• _What to produce_
The records below must be copied in full; omit the images.

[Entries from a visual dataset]
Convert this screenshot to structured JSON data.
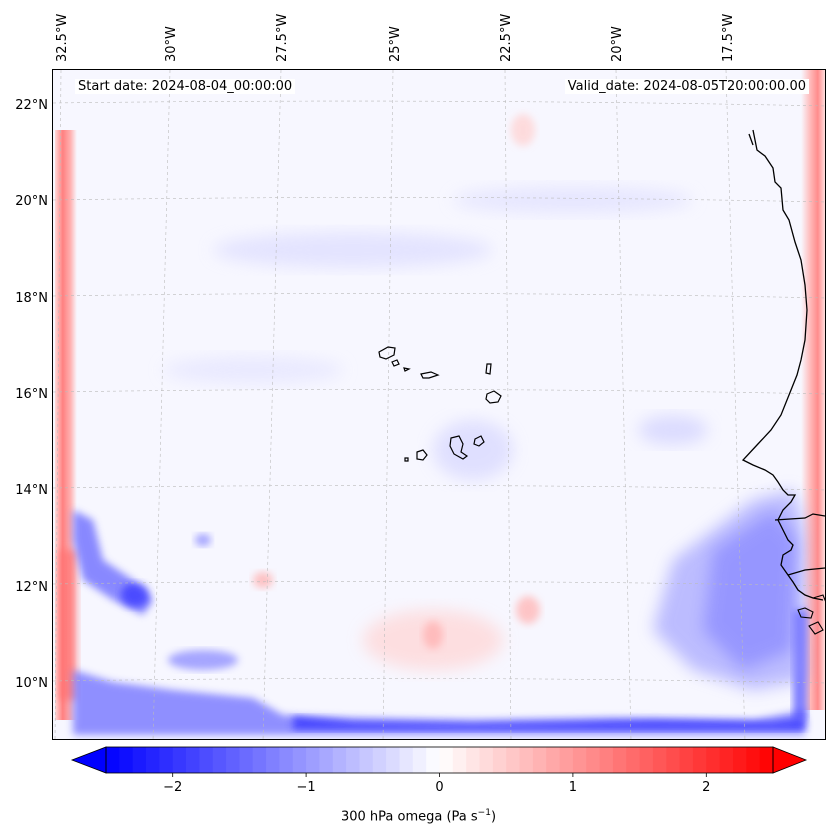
{
  "map": {
    "start_date": "Start date: 2024-08-04_00:00:00",
    "valid_date": "Valid_date: 2024-08-05T20:00:00.00",
    "longitude_labels": [
      "32.5°W",
      "30°W",
      "27.5°W",
      "25°W",
      "22.5°W",
      "20°W",
      "17.5°W"
    ],
    "latitude_labels": [
      "22°N",
      "20°N",
      "18°N",
      "16°N",
      "14°N",
      "12°N",
      "10°N"
    ],
    "field": "300 hPa omega",
    "islands": "Cape Verde",
    "coast": "West Africa (Senegal / Gambia / Guinea-Bissau)"
  },
  "colorbar": {
    "title": "300 hPa omega (Pa s",
    "title_superscript": "−1",
    "title_close": ")",
    "tick_labels": [
      "−2",
      "−1",
      "0",
      "1",
      "2"
    ],
    "tick_values": [
      -2,
      -1,
      0,
      1,
      2
    ],
    "range": [
      -2.5,
      2.5
    ],
    "colormap": "bwr",
    "extend": "both",
    "low_color": "#0000ff",
    "mid_color": "#ffffff",
    "high_color": "#ff0000"
  }
}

• _Complete response_
Convert this screenshot to structured JSON data.
{
  "map": {
    "start_date": "Start date: 2024-08-04_00:00:00",
    "valid_date": "Valid_date: 2024-08-05T20:00:00.00",
    "longitude_labels": [
      "32.5°W",
      "30°W",
      "27.5°W",
      "25°W",
      "22.5°W",
      "20°W",
      "17.5°W"
    ],
    "latitude_labels": [
      "22°N",
      "20°N",
      "18°N",
      "16°N",
      "14°N",
      "12°N",
      "10°N"
    ],
    "field": "300 hPa omega",
    "islands": "Cape Verde",
    "coast": "West Africa (Senegal / Gambia / Guinea-Bissau)"
  },
  "colorbar": {
    "title": "300 hPa omega (Pa s",
    "title_superscript": "−1",
    "title_close": ")",
    "tick_labels": [
      "−2",
      "−1",
      "0",
      "1",
      "2"
    ],
    "tick_values": [
      -2,
      -1,
      0,
      1,
      2
    ],
    "range": [
      -2.5,
      2.5
    ],
    "colormap": "bwr",
    "extend": "both",
    "low_color": "#0000ff",
    "mid_color": "#ffffff",
    "high_color": "#ff0000"
  }
}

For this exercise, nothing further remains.